EXERCISE: Look through the material below. Copy every line with the string "eliminó" in it.
[start ENTRIES SUPPLIED]
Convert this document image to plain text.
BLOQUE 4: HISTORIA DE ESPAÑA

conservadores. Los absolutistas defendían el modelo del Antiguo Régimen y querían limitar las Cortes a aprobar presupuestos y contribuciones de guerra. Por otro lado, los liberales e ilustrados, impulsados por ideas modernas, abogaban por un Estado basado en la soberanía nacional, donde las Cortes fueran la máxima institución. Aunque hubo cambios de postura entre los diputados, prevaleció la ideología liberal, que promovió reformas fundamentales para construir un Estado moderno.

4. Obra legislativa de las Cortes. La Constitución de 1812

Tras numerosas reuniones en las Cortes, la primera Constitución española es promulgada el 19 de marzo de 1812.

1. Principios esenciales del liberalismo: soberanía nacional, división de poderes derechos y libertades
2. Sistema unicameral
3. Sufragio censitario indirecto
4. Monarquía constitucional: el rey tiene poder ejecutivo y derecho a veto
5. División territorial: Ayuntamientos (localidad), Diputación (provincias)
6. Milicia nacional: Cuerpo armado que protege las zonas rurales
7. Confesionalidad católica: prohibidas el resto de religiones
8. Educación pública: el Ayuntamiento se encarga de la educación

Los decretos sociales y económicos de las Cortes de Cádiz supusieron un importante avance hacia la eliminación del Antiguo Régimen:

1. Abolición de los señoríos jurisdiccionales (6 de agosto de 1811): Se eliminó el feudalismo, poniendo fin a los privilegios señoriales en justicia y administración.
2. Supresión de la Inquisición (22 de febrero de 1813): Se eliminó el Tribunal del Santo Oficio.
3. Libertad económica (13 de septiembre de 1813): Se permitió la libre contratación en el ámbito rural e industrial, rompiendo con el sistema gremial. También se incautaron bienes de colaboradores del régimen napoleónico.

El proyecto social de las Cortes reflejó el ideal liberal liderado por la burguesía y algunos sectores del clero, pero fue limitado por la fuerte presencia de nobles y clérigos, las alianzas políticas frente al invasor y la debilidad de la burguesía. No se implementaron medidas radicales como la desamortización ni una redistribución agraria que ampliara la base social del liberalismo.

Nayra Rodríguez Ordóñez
[end ENTRIES SUPPLIED]
REPLY TO THE TASK:
1. Abolición de los señoríos jurisdiccionales (6 de agosto de 1811): Se eliminó el feudalismo, poniendo fin a los privilegios señoriales en justicia y administración.
2. Supresión de la Inquisición (22 de febrero de 1813): Se eliminó el Tribunal del Santo Oficio.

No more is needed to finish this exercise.